▶ **RAW RECORDS**:
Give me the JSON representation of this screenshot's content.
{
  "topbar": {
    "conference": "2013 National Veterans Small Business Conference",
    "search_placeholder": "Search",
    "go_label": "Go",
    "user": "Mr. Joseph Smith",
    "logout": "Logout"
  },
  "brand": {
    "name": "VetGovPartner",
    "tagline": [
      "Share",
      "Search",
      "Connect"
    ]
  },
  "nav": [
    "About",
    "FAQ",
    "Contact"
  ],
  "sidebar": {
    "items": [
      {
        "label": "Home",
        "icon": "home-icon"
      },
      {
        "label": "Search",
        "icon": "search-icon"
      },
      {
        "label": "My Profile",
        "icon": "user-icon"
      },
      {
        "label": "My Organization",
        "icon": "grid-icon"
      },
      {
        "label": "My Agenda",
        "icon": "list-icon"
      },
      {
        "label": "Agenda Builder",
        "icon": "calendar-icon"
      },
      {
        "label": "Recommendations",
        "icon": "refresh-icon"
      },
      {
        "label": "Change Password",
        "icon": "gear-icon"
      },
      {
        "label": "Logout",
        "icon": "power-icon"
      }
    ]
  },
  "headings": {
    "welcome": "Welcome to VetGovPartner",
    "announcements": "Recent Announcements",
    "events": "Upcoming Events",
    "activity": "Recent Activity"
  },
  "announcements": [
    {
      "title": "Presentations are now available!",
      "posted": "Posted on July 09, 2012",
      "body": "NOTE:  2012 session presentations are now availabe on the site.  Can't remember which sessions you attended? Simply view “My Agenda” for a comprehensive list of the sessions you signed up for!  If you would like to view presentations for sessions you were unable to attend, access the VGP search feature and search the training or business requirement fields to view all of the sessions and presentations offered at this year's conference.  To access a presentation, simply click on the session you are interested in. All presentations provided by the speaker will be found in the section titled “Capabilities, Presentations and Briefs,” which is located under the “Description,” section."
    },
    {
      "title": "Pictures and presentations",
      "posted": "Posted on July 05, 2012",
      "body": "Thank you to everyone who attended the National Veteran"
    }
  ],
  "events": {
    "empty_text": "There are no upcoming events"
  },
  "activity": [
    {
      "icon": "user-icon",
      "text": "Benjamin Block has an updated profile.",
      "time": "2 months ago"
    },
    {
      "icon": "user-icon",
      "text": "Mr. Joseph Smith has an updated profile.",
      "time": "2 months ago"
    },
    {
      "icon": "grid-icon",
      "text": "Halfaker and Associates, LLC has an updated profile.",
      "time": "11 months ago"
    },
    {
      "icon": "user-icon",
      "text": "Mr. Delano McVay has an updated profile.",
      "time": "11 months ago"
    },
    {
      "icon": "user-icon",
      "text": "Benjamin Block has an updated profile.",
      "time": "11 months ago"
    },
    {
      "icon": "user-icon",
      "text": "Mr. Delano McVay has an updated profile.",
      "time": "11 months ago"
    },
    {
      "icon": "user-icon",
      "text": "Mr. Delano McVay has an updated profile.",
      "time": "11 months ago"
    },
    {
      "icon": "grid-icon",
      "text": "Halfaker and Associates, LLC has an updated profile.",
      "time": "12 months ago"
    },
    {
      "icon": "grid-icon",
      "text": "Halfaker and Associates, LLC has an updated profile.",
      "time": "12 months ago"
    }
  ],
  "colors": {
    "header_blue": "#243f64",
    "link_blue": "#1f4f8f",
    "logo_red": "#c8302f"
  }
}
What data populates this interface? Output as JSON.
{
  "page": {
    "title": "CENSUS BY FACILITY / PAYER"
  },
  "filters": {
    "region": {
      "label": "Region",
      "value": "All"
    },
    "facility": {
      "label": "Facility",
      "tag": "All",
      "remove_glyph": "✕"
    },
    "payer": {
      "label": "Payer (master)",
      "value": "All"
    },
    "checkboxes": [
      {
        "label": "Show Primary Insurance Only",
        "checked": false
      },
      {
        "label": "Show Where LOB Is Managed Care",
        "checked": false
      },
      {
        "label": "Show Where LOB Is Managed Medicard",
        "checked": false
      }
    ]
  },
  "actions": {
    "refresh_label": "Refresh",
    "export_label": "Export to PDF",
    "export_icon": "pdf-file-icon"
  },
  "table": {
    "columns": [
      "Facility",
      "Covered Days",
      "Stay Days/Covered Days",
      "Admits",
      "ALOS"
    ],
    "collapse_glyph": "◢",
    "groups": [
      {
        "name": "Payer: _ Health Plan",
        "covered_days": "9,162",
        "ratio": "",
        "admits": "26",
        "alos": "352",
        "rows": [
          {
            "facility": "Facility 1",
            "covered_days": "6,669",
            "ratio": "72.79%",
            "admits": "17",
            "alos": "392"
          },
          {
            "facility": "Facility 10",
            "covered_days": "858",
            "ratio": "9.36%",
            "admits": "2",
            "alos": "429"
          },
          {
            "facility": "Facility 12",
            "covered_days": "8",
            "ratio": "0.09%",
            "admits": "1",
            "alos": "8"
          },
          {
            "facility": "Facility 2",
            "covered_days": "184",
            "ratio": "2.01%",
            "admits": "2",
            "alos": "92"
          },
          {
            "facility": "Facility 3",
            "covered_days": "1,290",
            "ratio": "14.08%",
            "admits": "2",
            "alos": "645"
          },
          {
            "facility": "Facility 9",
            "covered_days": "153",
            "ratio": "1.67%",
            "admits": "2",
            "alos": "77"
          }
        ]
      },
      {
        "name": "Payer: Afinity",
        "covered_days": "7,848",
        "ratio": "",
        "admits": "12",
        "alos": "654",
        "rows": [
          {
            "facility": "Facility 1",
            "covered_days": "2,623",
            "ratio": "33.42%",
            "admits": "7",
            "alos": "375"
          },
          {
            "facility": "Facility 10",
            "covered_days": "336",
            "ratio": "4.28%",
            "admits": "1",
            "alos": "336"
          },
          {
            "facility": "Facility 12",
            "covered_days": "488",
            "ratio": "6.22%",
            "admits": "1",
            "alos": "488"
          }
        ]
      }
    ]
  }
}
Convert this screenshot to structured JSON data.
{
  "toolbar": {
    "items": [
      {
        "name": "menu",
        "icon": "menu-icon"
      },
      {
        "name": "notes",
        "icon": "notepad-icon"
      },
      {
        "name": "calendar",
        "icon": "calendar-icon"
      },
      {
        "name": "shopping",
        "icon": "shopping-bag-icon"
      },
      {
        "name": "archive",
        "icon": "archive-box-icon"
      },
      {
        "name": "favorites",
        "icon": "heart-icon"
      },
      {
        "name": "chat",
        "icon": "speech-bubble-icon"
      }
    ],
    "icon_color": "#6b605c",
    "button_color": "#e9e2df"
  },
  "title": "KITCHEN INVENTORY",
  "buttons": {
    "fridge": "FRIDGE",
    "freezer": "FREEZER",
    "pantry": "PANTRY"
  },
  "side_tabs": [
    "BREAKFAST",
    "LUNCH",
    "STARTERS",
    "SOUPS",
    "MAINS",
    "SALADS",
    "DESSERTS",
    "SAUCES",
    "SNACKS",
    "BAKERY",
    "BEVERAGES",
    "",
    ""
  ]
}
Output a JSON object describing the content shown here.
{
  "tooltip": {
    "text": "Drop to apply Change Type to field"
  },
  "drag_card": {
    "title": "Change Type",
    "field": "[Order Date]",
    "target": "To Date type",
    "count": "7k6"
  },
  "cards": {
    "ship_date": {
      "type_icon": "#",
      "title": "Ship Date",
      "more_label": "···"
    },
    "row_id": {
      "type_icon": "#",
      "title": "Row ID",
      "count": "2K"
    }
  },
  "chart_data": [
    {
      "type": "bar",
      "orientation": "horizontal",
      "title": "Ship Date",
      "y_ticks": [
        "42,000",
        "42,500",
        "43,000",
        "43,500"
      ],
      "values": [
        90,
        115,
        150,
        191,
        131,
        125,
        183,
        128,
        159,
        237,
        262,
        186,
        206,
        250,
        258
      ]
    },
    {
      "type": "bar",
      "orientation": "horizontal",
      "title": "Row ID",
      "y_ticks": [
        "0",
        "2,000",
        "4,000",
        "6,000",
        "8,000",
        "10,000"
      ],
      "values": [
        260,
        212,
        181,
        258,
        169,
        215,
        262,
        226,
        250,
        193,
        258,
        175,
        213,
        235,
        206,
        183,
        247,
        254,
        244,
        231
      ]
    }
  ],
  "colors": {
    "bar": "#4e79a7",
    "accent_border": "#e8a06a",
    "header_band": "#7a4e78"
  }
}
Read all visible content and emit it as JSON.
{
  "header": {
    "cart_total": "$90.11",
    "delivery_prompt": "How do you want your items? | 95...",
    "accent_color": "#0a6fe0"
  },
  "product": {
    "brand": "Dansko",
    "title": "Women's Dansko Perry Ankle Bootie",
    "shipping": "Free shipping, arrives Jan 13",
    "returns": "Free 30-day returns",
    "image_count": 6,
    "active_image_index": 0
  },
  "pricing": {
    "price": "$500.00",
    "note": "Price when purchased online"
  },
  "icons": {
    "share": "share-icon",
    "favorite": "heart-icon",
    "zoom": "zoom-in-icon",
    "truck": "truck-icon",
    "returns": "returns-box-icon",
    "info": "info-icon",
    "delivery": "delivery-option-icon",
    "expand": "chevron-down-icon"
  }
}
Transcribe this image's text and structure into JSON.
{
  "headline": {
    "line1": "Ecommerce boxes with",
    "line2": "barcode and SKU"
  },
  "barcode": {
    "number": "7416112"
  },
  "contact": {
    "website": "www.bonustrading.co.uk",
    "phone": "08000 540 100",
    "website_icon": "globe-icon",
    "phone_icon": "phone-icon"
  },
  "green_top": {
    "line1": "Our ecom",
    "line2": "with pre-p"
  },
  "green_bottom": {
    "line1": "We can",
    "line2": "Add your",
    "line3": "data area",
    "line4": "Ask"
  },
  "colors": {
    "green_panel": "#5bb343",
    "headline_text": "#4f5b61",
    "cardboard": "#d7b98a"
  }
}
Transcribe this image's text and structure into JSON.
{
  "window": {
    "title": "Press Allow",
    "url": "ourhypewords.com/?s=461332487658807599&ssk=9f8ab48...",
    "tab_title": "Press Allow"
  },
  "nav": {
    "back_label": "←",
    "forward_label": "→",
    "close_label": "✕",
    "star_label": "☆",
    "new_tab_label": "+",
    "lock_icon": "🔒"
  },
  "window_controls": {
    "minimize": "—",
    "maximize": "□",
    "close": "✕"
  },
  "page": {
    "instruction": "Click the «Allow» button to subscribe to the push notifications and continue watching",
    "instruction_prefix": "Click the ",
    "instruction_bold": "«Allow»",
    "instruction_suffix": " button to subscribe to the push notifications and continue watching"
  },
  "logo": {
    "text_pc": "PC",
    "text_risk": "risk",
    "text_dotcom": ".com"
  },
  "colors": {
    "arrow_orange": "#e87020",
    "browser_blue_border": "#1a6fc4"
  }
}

▶ **WRITTEN PROBLEM**: Check every line for "posted" and show the ones that have it.

▶ **OUTPUT OF THE TASK**:
      "posted": "Posted on July 09, 2012",
      "posted": "Posted on July 05, 2012",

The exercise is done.